# Questions
• A. Copy the part of the Lawrence Major text that opens with the words containing "Lawrence Whitfield Major" and closes with "national prison department.", swapping "drug smugglers" for "narcotics traffickers".
• B. Answer these from the Lawrence Major text:
(i) In what year did Major join the police?
(ii) How much cocaine did he take from a light aircraft in early 1979?
(iii) What did the Royal Bahamas Defence Force commission in 2016?

# Provided text
Lawrence Whitfield Major (died 2008) was a senior police officer in the Bahamas. He joined the police in 1950 and helped to disperse a crowd gathered to support Lynden Pindling's protest at the House of Assembly in 1965. Major was appointed to lead the police's Marine Division in 1971 and helped to raid drug smugglers operating from the islands. He retired as assistant commissioner in 1980 and later served as superintendent of the national prison department.

== Police career ==
Whitfield joined the Bahamas' police force in 1950 and in 1962 he was awarded the Queen's Commendation for Brave Conduct. The commendation was awarded for actions, as a sergeant, during "the arrest of an armed and dangerous criminal". On 26 April 1964, a day known in the Bahamas as Black Tuesday, Inspector Major led the enforcement of the Riot Act by dispersing a crowd that had gathered at the House of Assembly. The crowd had assembled in support of the Progressive Liberal Party whose leader, Lynden Pindling, had thrown the speaker's mace out of the house. Pindling was protesting the drawing up of constituency boundaries that had, in the 1962 Bahamian general election (the first in the territory under universal suffrage), given his part a minority of seats despite winning a majority of the vote. Major, vastly outnumbered and armed only with a truncheon and wicker shield, was assisted by Pindling, who enjoined his followers to follow non-violent means, in dispersing the crowd.

In 1971, when the Police force created a Police Marine Division, Major was put in charge. The Marine Division later became part of the Royal Bahamas Defence Force, founded in 1980. In the 1972 New Year Honours Superintendent Major was awarded the Colonial Police Medal for Meritorious Service. From 1974, as assistant commissioner, he led patrols of the Marine Division against drug smugglers. In 1977 Major was awarded the Queen's Police Medal for distinguished service and on 30 December 1978 was appointed a Member of the Order of the British Empire. In early 1979 he made the largest single seizure of cocaine at the time, taking 274 lb from a light aircraft in George Town, Exuma.

In March 1979 Major, then an assistant commissioner, and two colleagues identified a network of drug smugglers operating across the Bahamas. Their report was kept secret until 1984 by which time the police had seized hundreds of tons of cannabis and cocaine in raids.

== Retirement and legacy ==
Major retired from the police as an assistant commissioner in August 1980. By 1992 he was superintendent of the Bahamas Prisons Department, remaining in post until at least 1994. Major died in 2008.

In 2016 the Royal Bahamas Defence Force commissioned the HMBS Lawrence Major.

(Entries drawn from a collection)
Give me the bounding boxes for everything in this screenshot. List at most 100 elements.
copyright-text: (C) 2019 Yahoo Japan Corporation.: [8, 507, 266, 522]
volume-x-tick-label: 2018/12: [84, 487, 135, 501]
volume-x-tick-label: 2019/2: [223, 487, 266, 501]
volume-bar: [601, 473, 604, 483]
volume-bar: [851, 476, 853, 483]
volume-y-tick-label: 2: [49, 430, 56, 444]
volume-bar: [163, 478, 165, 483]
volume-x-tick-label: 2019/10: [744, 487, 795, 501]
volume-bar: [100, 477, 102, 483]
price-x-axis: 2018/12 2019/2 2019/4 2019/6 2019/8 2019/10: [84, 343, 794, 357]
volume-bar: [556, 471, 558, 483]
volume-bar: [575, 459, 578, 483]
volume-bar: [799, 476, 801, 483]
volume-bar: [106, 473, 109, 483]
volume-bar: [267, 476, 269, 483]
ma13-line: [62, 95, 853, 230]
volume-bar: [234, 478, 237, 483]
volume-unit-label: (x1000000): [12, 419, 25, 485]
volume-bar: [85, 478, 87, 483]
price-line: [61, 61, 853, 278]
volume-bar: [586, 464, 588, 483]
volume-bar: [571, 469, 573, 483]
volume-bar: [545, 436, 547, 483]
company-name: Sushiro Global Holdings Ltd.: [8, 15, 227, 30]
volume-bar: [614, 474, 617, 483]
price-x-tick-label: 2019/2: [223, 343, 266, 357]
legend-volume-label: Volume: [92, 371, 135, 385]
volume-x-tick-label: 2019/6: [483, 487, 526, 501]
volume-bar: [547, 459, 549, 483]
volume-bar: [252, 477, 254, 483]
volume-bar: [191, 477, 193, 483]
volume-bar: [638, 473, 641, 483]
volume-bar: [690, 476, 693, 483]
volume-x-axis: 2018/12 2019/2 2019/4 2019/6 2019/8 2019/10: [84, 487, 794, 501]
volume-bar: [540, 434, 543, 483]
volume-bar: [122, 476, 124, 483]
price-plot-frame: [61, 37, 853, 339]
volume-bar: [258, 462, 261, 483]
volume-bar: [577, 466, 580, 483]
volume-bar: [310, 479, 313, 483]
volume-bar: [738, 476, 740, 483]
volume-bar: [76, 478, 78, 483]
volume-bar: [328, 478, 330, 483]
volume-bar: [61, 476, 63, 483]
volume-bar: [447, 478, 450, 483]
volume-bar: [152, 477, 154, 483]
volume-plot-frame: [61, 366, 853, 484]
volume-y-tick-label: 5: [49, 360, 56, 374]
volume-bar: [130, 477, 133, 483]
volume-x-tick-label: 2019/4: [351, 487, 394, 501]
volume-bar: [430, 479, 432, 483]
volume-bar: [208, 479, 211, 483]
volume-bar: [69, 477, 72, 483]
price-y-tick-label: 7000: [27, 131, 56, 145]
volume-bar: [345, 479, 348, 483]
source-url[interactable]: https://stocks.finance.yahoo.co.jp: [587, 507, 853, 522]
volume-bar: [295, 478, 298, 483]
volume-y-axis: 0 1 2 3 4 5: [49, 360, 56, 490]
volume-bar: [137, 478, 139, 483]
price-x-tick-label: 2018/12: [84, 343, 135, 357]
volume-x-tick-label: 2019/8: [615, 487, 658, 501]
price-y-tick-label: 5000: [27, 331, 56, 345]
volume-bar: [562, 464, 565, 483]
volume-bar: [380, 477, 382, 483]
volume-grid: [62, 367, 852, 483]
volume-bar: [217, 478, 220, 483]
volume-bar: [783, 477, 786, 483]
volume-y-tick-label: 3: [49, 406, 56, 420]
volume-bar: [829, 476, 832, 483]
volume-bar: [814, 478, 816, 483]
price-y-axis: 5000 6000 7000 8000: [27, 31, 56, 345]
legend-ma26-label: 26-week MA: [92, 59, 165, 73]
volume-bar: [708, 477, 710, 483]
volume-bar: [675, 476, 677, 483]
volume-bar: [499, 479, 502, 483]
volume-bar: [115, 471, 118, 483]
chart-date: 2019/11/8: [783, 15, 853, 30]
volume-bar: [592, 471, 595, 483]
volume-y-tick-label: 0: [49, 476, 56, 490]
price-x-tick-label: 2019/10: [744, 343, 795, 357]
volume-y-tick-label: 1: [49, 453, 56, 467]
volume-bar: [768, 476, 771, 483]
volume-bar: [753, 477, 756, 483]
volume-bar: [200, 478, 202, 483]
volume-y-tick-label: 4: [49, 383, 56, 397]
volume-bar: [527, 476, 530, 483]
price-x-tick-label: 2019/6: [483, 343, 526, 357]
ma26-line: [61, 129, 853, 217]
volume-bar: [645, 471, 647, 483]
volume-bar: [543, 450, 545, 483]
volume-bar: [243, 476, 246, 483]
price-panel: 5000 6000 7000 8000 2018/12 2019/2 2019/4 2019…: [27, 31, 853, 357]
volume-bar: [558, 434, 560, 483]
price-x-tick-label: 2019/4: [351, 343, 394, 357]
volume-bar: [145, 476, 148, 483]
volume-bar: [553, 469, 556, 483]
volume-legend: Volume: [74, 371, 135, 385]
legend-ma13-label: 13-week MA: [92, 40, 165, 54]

# Outputs by task
• A.
Lawrence Whitfield Major (died 2008) was a senior police officer in the Bahamas. He joined the police in 1950 and helped to disperse a crowd gathered to support Lynden Pindling's protest at the House of Assembly in 1965. Major was appointed to lead the police's Marine Division in 1971 and helped to raid narcotics traffickers operating from the islands. He retired as assistant commissioner in 1980 and later served as superintendent of the national prison department.

• B.
(i) 1950
(ii) 274 lb
(iii) The HMBS Lawrence Major